Output the data word for word, dropping every image.

>> Start INPUT RECORDS

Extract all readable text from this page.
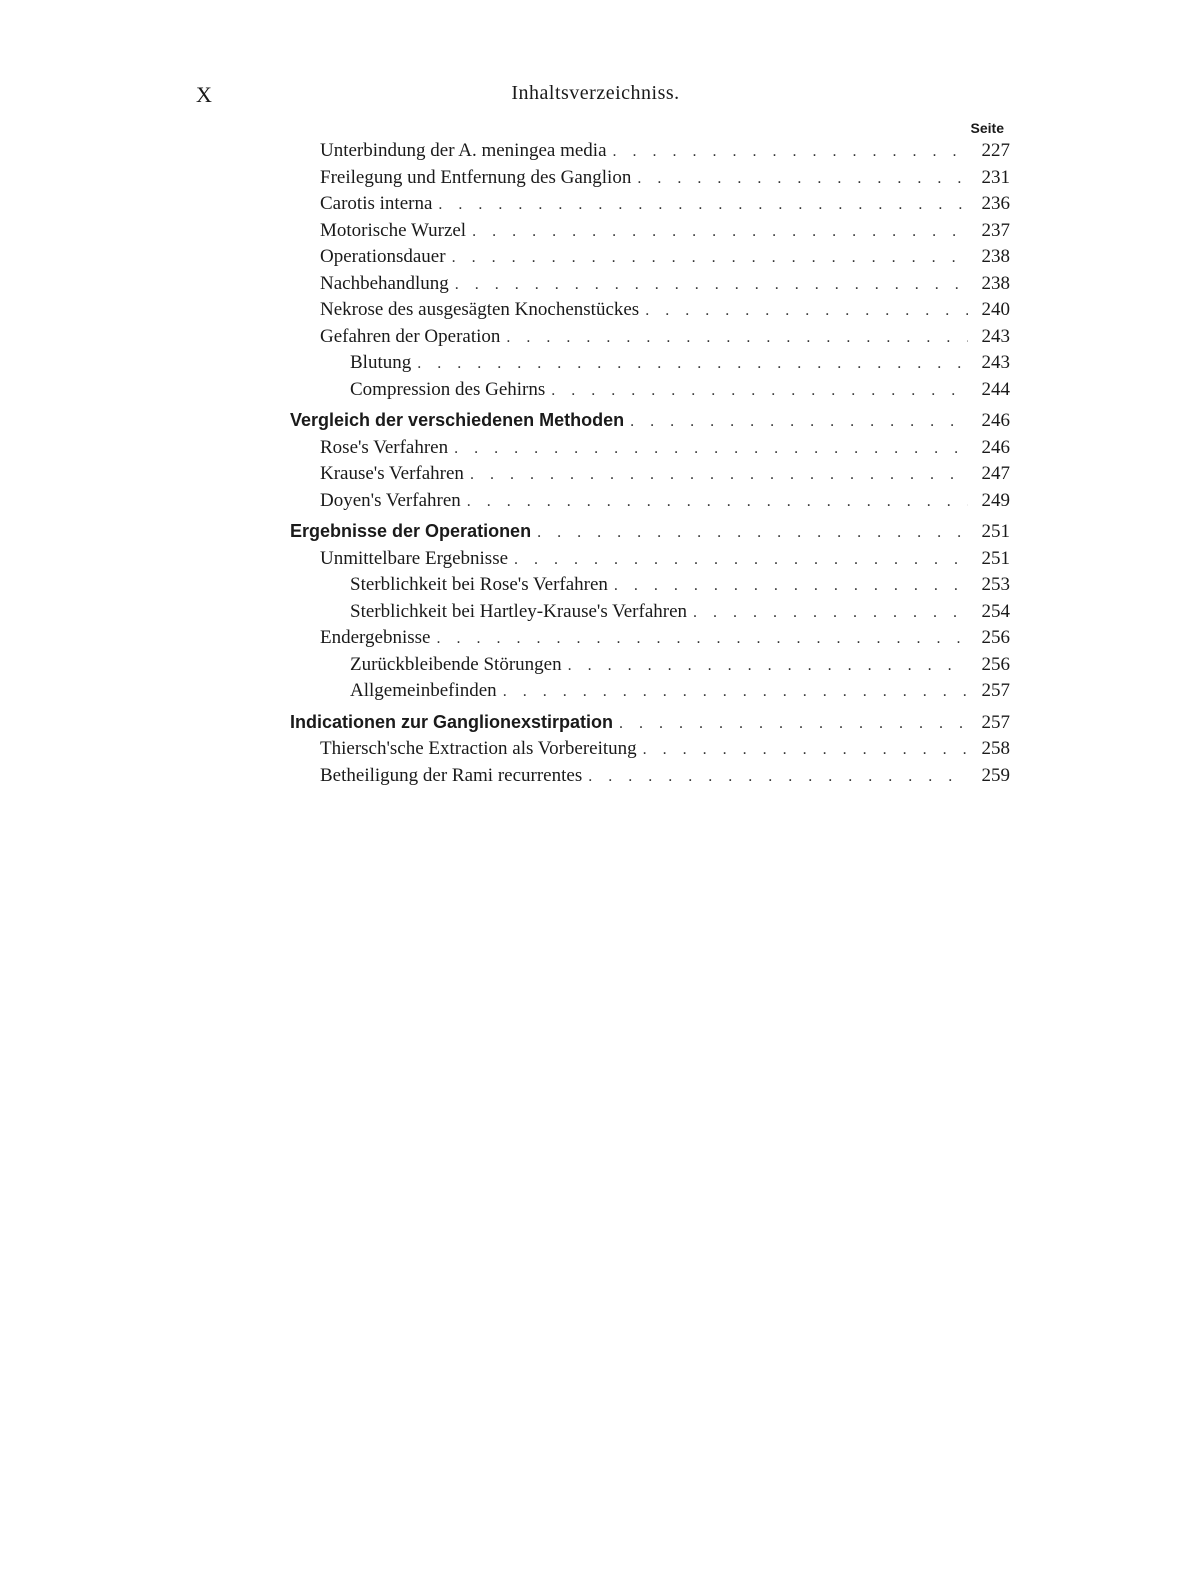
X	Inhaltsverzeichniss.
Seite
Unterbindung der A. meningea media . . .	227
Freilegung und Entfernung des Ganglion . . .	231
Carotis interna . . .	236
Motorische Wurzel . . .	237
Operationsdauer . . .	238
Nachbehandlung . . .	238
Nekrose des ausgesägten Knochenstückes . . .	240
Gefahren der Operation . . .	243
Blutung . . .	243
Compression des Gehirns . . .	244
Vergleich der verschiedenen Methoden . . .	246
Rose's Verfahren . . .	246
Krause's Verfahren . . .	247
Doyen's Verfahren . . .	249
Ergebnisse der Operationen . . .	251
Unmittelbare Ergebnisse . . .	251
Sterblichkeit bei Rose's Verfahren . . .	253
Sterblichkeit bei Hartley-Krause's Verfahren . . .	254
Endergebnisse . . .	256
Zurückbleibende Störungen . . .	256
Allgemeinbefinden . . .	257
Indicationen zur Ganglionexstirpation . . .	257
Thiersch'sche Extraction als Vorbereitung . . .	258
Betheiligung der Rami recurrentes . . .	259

>> End INPUT RECORDS

### CORRECT ANSWER
Extract all readable text from this page.
X	Inhaltsverzeichniss.
Seite
Unterbindung der A. meningea media . . .	227
Freilegung und Entfernung des Ganglion . . .	231
Carotis interna . . .	236
Motorische Wurzel . . .	237
Operationsdauer . . .	238
Nachbehandlung . . .	238
Nekrose des ausgesägten Knochenstückes . . .	240
Gefahren der Operation . . .	243
Blutung . . .	243
Compression des Gehirns . . .	244
Vergleich der verschiedenen Methoden . . .	246
Rose's Verfahren . . .	246
Krause's Verfahren . . .	247
Doyen's Verfahren . . .	249
Ergebnisse der Operationen . . .	251
Unmittelbare Ergebnisse . . .	251
Sterblichkeit bei Rose's Verfahren . . .	253
Sterblichkeit bei Hartley-Krause's Verfahren . . .	254
Endergebnisse . . .	256
Zurückbleibende Störungen . . .	256
Allgemeinbefinden . . .	257
Indicationen zur Ganglionexstirpation . . .	257
Thiersch'sche Extraction als Vorbereitung . . .	258
Betheiligung der Rami recurrentes . . .	259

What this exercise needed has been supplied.